Return every line of the material below unchanged, covering all of it, and leave the pictures out of your answer.

── Extracted information ──

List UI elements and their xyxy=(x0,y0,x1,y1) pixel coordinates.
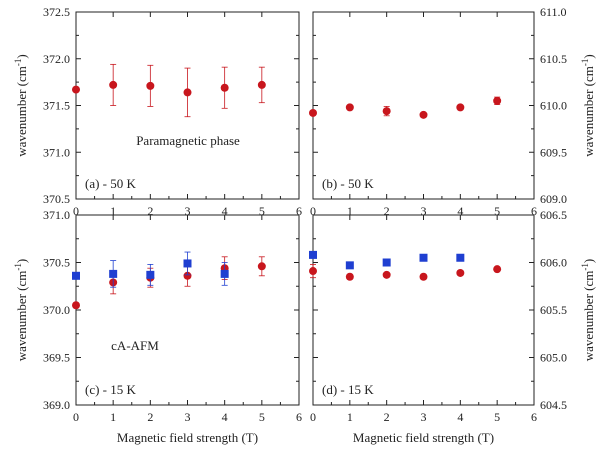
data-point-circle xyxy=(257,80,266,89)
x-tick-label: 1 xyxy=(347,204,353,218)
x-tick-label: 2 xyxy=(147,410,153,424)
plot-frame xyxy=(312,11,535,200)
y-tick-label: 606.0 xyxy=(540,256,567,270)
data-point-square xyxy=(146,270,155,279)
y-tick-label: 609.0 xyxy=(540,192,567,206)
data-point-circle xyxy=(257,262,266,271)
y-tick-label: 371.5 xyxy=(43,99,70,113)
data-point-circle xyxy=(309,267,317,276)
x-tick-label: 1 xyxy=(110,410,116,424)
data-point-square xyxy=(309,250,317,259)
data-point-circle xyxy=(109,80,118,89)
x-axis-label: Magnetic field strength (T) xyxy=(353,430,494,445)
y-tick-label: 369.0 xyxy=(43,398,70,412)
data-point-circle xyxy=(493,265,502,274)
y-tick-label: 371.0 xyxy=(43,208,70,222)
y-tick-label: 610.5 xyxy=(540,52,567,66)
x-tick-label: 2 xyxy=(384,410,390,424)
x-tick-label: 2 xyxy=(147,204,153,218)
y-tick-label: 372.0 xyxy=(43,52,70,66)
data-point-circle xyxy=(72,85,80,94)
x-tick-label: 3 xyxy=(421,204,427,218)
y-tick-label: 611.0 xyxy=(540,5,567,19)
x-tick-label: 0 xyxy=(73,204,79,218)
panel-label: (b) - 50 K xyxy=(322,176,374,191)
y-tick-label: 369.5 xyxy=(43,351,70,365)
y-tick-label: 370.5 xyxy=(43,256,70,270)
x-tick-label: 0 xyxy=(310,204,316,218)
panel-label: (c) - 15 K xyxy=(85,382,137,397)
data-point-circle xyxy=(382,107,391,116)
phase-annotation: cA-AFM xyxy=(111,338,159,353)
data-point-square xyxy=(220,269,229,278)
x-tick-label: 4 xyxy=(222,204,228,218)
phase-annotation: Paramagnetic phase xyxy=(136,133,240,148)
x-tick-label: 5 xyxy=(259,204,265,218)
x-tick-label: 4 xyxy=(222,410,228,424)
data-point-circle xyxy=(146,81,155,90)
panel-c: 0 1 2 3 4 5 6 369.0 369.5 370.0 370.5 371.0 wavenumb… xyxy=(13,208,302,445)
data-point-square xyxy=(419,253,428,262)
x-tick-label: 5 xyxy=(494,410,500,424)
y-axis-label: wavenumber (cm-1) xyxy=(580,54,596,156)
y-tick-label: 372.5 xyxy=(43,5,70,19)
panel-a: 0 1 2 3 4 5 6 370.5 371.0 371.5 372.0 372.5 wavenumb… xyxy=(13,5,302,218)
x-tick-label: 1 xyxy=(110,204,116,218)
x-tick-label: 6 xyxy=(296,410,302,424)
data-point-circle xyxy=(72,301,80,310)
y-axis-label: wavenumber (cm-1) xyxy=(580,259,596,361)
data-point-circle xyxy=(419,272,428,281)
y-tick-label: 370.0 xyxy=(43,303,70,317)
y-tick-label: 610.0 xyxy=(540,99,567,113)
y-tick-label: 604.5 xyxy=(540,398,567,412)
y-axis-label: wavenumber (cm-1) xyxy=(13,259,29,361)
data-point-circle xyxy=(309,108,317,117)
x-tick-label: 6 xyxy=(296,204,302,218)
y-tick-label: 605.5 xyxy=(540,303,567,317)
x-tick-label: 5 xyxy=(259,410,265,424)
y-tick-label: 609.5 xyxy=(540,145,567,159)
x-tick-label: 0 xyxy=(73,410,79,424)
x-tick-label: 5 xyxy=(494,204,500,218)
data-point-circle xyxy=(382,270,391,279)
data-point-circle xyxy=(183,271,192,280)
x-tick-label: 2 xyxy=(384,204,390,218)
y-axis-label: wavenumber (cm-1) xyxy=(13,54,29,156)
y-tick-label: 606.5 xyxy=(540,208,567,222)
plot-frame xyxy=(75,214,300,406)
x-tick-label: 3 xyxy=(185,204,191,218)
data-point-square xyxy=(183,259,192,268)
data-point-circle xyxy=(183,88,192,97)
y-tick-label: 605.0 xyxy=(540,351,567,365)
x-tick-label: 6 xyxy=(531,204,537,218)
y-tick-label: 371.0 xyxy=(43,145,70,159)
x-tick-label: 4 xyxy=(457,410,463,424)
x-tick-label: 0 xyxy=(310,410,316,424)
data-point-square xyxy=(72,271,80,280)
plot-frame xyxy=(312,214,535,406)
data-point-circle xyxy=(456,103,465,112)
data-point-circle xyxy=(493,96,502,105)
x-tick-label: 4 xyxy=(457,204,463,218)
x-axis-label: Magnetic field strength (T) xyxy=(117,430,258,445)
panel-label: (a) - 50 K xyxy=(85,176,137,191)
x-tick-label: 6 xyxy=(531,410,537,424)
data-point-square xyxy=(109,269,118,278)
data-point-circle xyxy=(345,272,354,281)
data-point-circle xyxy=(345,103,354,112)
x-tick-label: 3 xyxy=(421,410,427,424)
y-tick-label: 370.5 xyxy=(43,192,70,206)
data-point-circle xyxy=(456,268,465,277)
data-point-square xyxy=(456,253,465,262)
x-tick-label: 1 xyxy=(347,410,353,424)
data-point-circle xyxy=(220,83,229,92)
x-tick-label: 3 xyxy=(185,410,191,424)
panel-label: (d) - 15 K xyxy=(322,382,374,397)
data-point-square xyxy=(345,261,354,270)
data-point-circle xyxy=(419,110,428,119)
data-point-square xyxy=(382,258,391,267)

───

- [Answer to this exercise]
List UI elements and their xyxy=(x0,y0,x1,y1) pixel coordinates.
data-point-circle xyxy=(257,80,266,89)
x-tick-label: 1 xyxy=(347,204,353,218)
x-tick-label: 2 xyxy=(147,410,153,424)
plot-frame xyxy=(312,11,535,200)
y-tick-label: 606.0 xyxy=(540,256,567,270)
data-point-square xyxy=(146,270,155,279)
y-tick-label: 609.0 xyxy=(540,192,567,206)
data-point-circle xyxy=(257,262,266,271)
y-tick-label: 371.5 xyxy=(43,99,70,113)
data-point-circle xyxy=(309,267,317,276)
x-tick-label: 1 xyxy=(110,410,116,424)
data-point-square xyxy=(309,250,317,259)
data-point-circle xyxy=(109,80,118,89)
x-axis-label: Magnetic field strength (T) xyxy=(353,430,494,445)
y-tick-label: 369.0 xyxy=(43,398,70,412)
data-point-circle xyxy=(493,265,502,274)
y-tick-label: 371.0 xyxy=(43,208,70,222)
y-tick-label: 610.5 xyxy=(540,52,567,66)
x-tick-label: 2 xyxy=(384,410,390,424)
x-tick-label: 2 xyxy=(147,204,153,218)
y-tick-label: 372.0 xyxy=(43,52,70,66)
data-point-circle xyxy=(72,85,80,94)
x-tick-label: 3 xyxy=(421,204,427,218)
y-tick-label: 611.0 xyxy=(540,5,567,19)
x-tick-label: 0 xyxy=(73,204,79,218)
panel-label: (b) - 50 K xyxy=(322,176,374,191)
y-tick-label: 369.5 xyxy=(43,351,70,365)
y-tick-label: 370.5 xyxy=(43,256,70,270)
x-tick-label: 0 xyxy=(310,204,316,218)
panel-label: (c) - 15 K xyxy=(85,382,137,397)
data-point-circle xyxy=(382,107,391,116)
phase-annotation: cA-AFM xyxy=(111,338,159,353)
data-point-square xyxy=(220,269,229,278)
x-tick-label: 4 xyxy=(222,204,228,218)
phase-annotation: Paramagnetic phase xyxy=(136,133,240,148)
x-tick-label: 5 xyxy=(259,204,265,218)
x-tick-label: 4 xyxy=(222,410,228,424)
data-point-circle xyxy=(146,81,155,90)
panel-c: 0 1 2 3 4 5 6 369.0 369.5 370.0 370.5 371.0 wavenumb… xyxy=(13,208,302,445)
data-point-square xyxy=(419,253,428,262)
x-tick-label: 5 xyxy=(494,410,500,424)
y-axis-label: wavenumber (cm-1) xyxy=(580,54,596,156)
y-tick-label: 372.5 xyxy=(43,5,70,19)
panel-a: 0 1 2 3 4 5 6 370.5 371.0 371.5 372.0 372.5 wavenumb… xyxy=(13,5,302,218)
x-tick-label: 1 xyxy=(110,204,116,218)
x-tick-label: 6 xyxy=(296,410,302,424)
data-point-circle xyxy=(72,301,80,310)
y-axis-label: wavenumber (cm-1) xyxy=(580,259,596,361)
data-point-circle xyxy=(419,272,428,281)
y-tick-label: 370.0 xyxy=(43,303,70,317)
y-tick-label: 610.0 xyxy=(540,99,567,113)
y-tick-label: 604.5 xyxy=(540,398,567,412)
y-axis-label: wavenumber (cm-1) xyxy=(13,259,29,361)
data-point-circle xyxy=(309,108,317,117)
x-tick-label: 6 xyxy=(296,204,302,218)
y-tick-label: 605.5 xyxy=(540,303,567,317)
x-tick-label: 5 xyxy=(259,410,265,424)
y-tick-label: 609.5 xyxy=(540,145,567,159)
x-tick-label: 0 xyxy=(73,410,79,424)
x-tick-label: 5 xyxy=(494,204,500,218)
data-point-circle xyxy=(382,270,391,279)
data-point-circle xyxy=(183,271,192,280)
x-tick-label: 2 xyxy=(384,204,390,218)
y-axis-label: wavenumber (cm-1) xyxy=(13,54,29,156)
y-tick-label: 606.5 xyxy=(540,208,567,222)
plot-frame xyxy=(75,214,300,406)
x-tick-label: 3 xyxy=(185,204,191,218)
data-point-square xyxy=(183,259,192,268)
data-point-circle xyxy=(183,88,192,97)
y-tick-label: 605.0 xyxy=(540,351,567,365)
x-tick-label: 6 xyxy=(531,204,537,218)
y-tick-label: 371.0 xyxy=(43,145,70,159)
x-tick-label: 4 xyxy=(457,410,463,424)
x-tick-label: 0 xyxy=(310,410,316,424)
data-point-square xyxy=(72,271,80,280)
plot-frame xyxy=(312,214,535,406)
data-point-circle xyxy=(456,103,465,112)
data-point-circle xyxy=(493,96,502,105)
x-tick-label: 4 xyxy=(457,204,463,218)
x-axis-label: Magnetic field strength (T) xyxy=(117,430,258,445)
panel-label: (a) - 50 K xyxy=(85,176,137,191)
x-tick-label: 6 xyxy=(531,410,537,424)
data-point-square xyxy=(109,269,118,278)
data-point-circle xyxy=(345,272,354,281)
data-point-circle xyxy=(345,103,354,112)
x-tick-label: 3 xyxy=(421,410,427,424)
y-tick-label: 370.5 xyxy=(43,192,70,206)
data-point-circle xyxy=(456,268,465,277)
data-point-square xyxy=(456,253,465,262)
x-tick-label: 1 xyxy=(347,410,353,424)
data-point-circle xyxy=(220,83,229,92)
x-tick-label: 3 xyxy=(185,410,191,424)
panel-label: (d) - 15 K xyxy=(322,382,374,397)
data-point-square xyxy=(345,261,354,270)
data-point-circle xyxy=(419,110,428,119)
data-point-square xyxy=(382,258,391,267)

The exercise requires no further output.